##### Data supplied #####

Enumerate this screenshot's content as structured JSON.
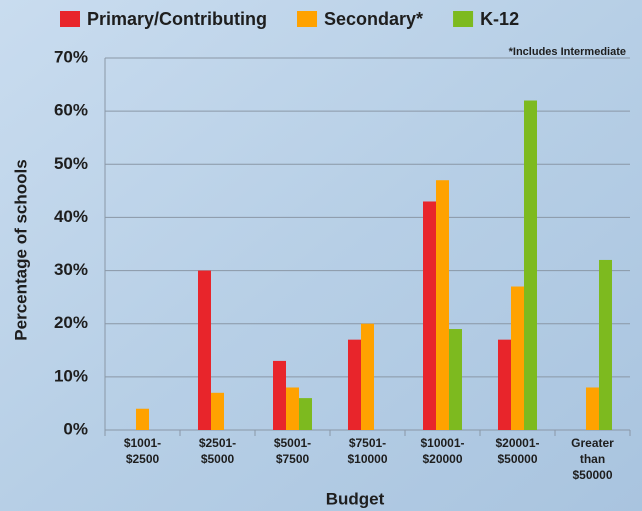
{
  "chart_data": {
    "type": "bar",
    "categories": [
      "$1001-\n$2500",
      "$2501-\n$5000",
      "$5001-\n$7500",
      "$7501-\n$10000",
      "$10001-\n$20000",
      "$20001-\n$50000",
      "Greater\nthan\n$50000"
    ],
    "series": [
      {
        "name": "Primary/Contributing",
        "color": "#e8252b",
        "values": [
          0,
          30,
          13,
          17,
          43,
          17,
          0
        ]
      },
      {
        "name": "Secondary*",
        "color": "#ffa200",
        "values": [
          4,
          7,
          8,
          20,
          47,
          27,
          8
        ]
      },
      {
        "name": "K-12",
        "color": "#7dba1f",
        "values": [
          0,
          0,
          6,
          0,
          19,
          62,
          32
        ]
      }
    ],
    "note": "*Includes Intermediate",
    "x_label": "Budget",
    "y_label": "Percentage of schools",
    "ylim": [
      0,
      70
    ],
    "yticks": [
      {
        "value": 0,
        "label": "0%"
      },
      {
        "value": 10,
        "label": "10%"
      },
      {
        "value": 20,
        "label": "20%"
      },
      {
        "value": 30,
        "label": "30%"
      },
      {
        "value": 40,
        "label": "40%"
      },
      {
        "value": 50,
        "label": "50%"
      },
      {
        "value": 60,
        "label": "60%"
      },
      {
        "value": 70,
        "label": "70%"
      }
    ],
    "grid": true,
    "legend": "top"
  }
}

#####

• Problem: Transcribe the full listing above exactly, with the images removed.

• Complete answer:
Enumerate this screenshot's content as structured JSON.
{
  "chart_data": {
    "type": "bar",
    "categories": [
      "$1001-\n$2500",
      "$2501-\n$5000",
      "$5001-\n$7500",
      "$7501-\n$10000",
      "$10001-\n$20000",
      "$20001-\n$50000",
      "Greater\nthan\n$50000"
    ],
    "series": [
      {
        "name": "Primary/Contributing",
        "color": "#e8252b",
        "values": [
          0,
          30,
          13,
          17,
          43,
          17,
          0
        ]
      },
      {
        "name": "Secondary*",
        "color": "#ffa200",
        "values": [
          4,
          7,
          8,
          20,
          47,
          27,
          8
        ]
      },
      {
        "name": "K-12",
        "color": "#7dba1f",
        "values": [
          0,
          0,
          6,
          0,
          19,
          62,
          32
        ]
      }
    ],
    "note": "*Includes Intermediate",
    "x_label": "Budget",
    "y_label": "Percentage of schools",
    "ylim": [
      0,
      70
    ],
    "yticks": [
      {
        "value": 0,
        "label": "0%"
      },
      {
        "value": 10,
        "label": "10%"
      },
      {
        "value": 20,
        "label": "20%"
      },
      {
        "value": 30,
        "label": "30%"
      },
      {
        "value": 40,
        "label": "40%"
      },
      {
        "value": 50,
        "label": "50%"
      },
      {
        "value": 60,
        "label": "60%"
      },
      {
        "value": 70,
        "label": "70%"
      }
    ],
    "grid": true,
    "legend": "top"
  }
}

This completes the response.